--- Available data ---
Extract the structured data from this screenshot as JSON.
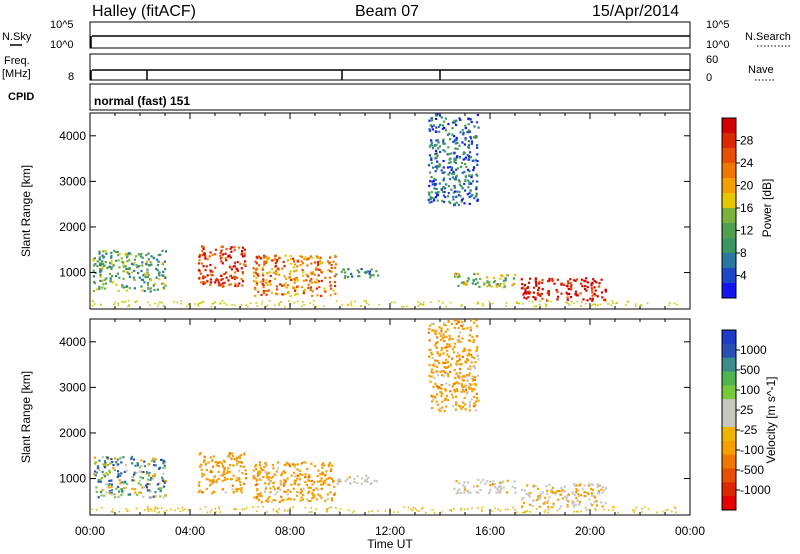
{
  "header": {
    "station": "Halley (fitACF)",
    "beam": "Beam 07",
    "date": "15/Apr/2014"
  },
  "strip_labels": {
    "nsky": "N.Sky",
    "nsky_ticks": [
      "10^5",
      "10^0"
    ],
    "nsearch": "N.Search",
    "nsearch_ticks": [
      "10^5",
      "10^0"
    ],
    "freq_line1": "Freq.",
    "freq_line2": "[MHz]",
    "freq_ticks": [
      "8"
    ],
    "nave": "Nave",
    "nave_ticks": [
      "60",
      "0"
    ],
    "cpid": "CPID",
    "cpid_value": "normal (fast) 151"
  },
  "chart_data": [
    {
      "type": "heatmap",
      "panel": "power",
      "ylabel": "Slant Range [km]",
      "xlabel": "",
      "y_ticks": [
        "1000",
        "2000",
        "3000",
        "4000"
      ],
      "ylim": [
        200,
        4500
      ],
      "xlim_hours": [
        0,
        24
      ],
      "colorbar": {
        "label": "Power [dB]",
        "ticks": [
          "4",
          "8",
          "12",
          "16",
          "20",
          "24",
          "28"
        ],
        "colors": [
          "#1414f0",
          "#1e46c8",
          "#2878a0",
          "#3c9664",
          "#50a050",
          "#78b43c",
          "#e6c800",
          "#f5a000",
          "#f07800",
          "#e65000",
          "#dc2800",
          "#d20000"
        ]
      },
      "echo_regions": [
        {
          "t_start": 0.1,
          "t_end": 3.0,
          "r_min": 600,
          "r_max": 1500,
          "level": 4
        },
        {
          "t_start": 4.3,
          "t_end": 6.2,
          "r_min": 700,
          "r_max": 1600,
          "level": 10
        },
        {
          "t_start": 6.5,
          "t_end": 9.8,
          "r_min": 500,
          "r_max": 1400,
          "level": 8
        },
        {
          "t_start": 9.8,
          "t_end": 11.5,
          "r_min": 900,
          "r_max": 1100,
          "level": 3
        },
        {
          "t_start": 13.5,
          "t_end": 15.5,
          "r_min": 2500,
          "r_max": 4500,
          "level": 2
        },
        {
          "t_start": 14.5,
          "t_end": 17.0,
          "r_min": 700,
          "r_max": 1000,
          "level": 5
        },
        {
          "t_start": 17.2,
          "t_end": 20.6,
          "r_min": 400,
          "r_max": 900,
          "level": 11
        }
      ]
    },
    {
      "type": "heatmap",
      "panel": "velocity",
      "ylabel": "Slant Range [km]",
      "xlabel": "Time UT",
      "x_ticks": [
        "00:00",
        "04:00",
        "08:00",
        "12:00",
        "16:00",
        "20:00",
        "00:00"
      ],
      "y_ticks": [
        "1000",
        "2000",
        "3000",
        "4000"
      ],
      "ylim": [
        200,
        4500
      ],
      "xlim_hours": [
        0,
        24
      ],
      "colorbar": {
        "label": "Velocity [m s^-1]",
        "ticks": [
          "1000",
          "500",
          "100",
          "25",
          "-25",
          "-100",
          "-500",
          "-1000"
        ],
        "colors": [
          "#1e3cc8",
          "#2850b4",
          "#3c8c8c",
          "#50b450",
          "#78c83c",
          "#c8c8c0",
          "#c8c8c0",
          "#f0b400",
          "#f5a000",
          "#f07800",
          "#e65000",
          "#dc2800",
          "#e60000"
        ]
      },
      "echo_regions": [
        {
          "t_start": 0.1,
          "t_end": 3.0,
          "r_min": 600,
          "r_max": 1500,
          "class": "mixed-green"
        },
        {
          "t_start": 4.3,
          "t_end": 6.2,
          "r_min": 700,
          "r_max": 1600,
          "class": "orange"
        },
        {
          "t_start": 6.5,
          "t_end": 9.8,
          "r_min": 500,
          "r_max": 1400,
          "class": "orange"
        },
        {
          "t_start": 9.8,
          "t_end": 11.5,
          "r_min": 900,
          "r_max": 1100,
          "class": "gray"
        },
        {
          "t_start": 13.5,
          "t_end": 15.5,
          "r_min": 2500,
          "r_max": 4500,
          "class": "orange"
        },
        {
          "t_start": 14.5,
          "t_end": 17.0,
          "r_min": 700,
          "r_max": 1000,
          "class": "gray"
        },
        {
          "t_start": 17.2,
          "t_end": 20.6,
          "r_min": 400,
          "r_max": 900,
          "class": "gray-orange"
        }
      ]
    }
  ]
}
---
§ **Aim of the exercise**
Leave out the pictures and restate everything else word for word.

§ **Exercise result**
Extract the structured data from this screenshot as JSON.
{
  "header": {
    "station": "Halley (fitACF)",
    "beam": "Beam 07",
    "date": "15/Apr/2014"
  },
  "strip_labels": {
    "nsky": "N.Sky",
    "nsky_ticks": [
      "10^5",
      "10^0"
    ],
    "nsearch": "N.Search",
    "nsearch_ticks": [
      "10^5",
      "10^0"
    ],
    "freq_line1": "Freq.",
    "freq_line2": "[MHz]",
    "freq_ticks": [
      "8"
    ],
    "nave": "Nave",
    "nave_ticks": [
      "60",
      "0"
    ],
    "cpid": "CPID",
    "cpid_value": "normal (fast) 151"
  },
  "chart_data": [
    {
      "type": "heatmap",
      "panel": "power",
      "ylabel": "Slant Range [km]",
      "xlabel": "",
      "y_ticks": [
        "1000",
        "2000",
        "3000",
        "4000"
      ],
      "ylim": [
        200,
        4500
      ],
      "xlim_hours": [
        0,
        24
      ],
      "colorbar": {
        "label": "Power [dB]",
        "ticks": [
          "4",
          "8",
          "12",
          "16",
          "20",
          "24",
          "28"
        ],
        "colors": [
          "#1414f0",
          "#1e46c8",
          "#2878a0",
          "#3c9664",
          "#50a050",
          "#78b43c",
          "#e6c800",
          "#f5a000",
          "#f07800",
          "#e65000",
          "#dc2800",
          "#d20000"
        ]
      },
      "echo_regions": [
        {
          "t_start": 0.1,
          "t_end": 3.0,
          "r_min": 600,
          "r_max": 1500,
          "level": 4
        },
        {
          "t_start": 4.3,
          "t_end": 6.2,
          "r_min": 700,
          "r_max": 1600,
          "level": 10
        },
        {
          "t_start": 6.5,
          "t_end": 9.8,
          "r_min": 500,
          "r_max": 1400,
          "level": 8
        },
        {
          "t_start": 9.8,
          "t_end": 11.5,
          "r_min": 900,
          "r_max": 1100,
          "level": 3
        },
        {
          "t_start": 13.5,
          "t_end": 15.5,
          "r_min": 2500,
          "r_max": 4500,
          "level": 2
        },
        {
          "t_start": 14.5,
          "t_end": 17.0,
          "r_min": 700,
          "r_max": 1000,
          "level": 5
        },
        {
          "t_start": 17.2,
          "t_end": 20.6,
          "r_min": 400,
          "r_max": 900,
          "level": 11
        }
      ]
    },
    {
      "type": "heatmap",
      "panel": "velocity",
      "ylabel": "Slant Range [km]",
      "xlabel": "Time UT",
      "x_ticks": [
        "00:00",
        "04:00",
        "08:00",
        "12:00",
        "16:00",
        "20:00",
        "00:00"
      ],
      "y_ticks": [
        "1000",
        "2000",
        "3000",
        "4000"
      ],
      "ylim": [
        200,
        4500
      ],
      "xlim_hours": [
        0,
        24
      ],
      "colorbar": {
        "label": "Velocity [m s^-1]",
        "ticks": [
          "1000",
          "500",
          "100",
          "25",
          "-25",
          "-100",
          "-500",
          "-1000"
        ],
        "colors": [
          "#1e3cc8",
          "#2850b4",
          "#3c8c8c",
          "#50b450",
          "#78c83c",
          "#c8c8c0",
          "#c8c8c0",
          "#f0b400",
          "#f5a000",
          "#f07800",
          "#e65000",
          "#dc2800",
          "#e60000"
        ]
      },
      "echo_regions": [
        {
          "t_start": 0.1,
          "t_end": 3.0,
          "r_min": 600,
          "r_max": 1500,
          "class": "mixed-green"
        },
        {
          "t_start": 4.3,
          "t_end": 6.2,
          "r_min": 700,
          "r_max": 1600,
          "class": "orange"
        },
        {
          "t_start": 6.5,
          "t_end": 9.8,
          "r_min": 500,
          "r_max": 1400,
          "class": "orange"
        },
        {
          "t_start": 9.8,
          "t_end": 11.5,
          "r_min": 900,
          "r_max": 1100,
          "class": "gray"
        },
        {
          "t_start": 13.5,
          "t_end": 15.5,
          "r_min": 2500,
          "r_max": 4500,
          "class": "orange"
        },
        {
          "t_start": 14.5,
          "t_end": 17.0,
          "r_min": 700,
          "r_max": 1000,
          "class": "gray"
        },
        {
          "t_start": 17.2,
          "t_end": 20.6,
          "r_min": 400,
          "r_max": 900,
          "class": "gray-orange"
        }
      ]
    }
  ]
}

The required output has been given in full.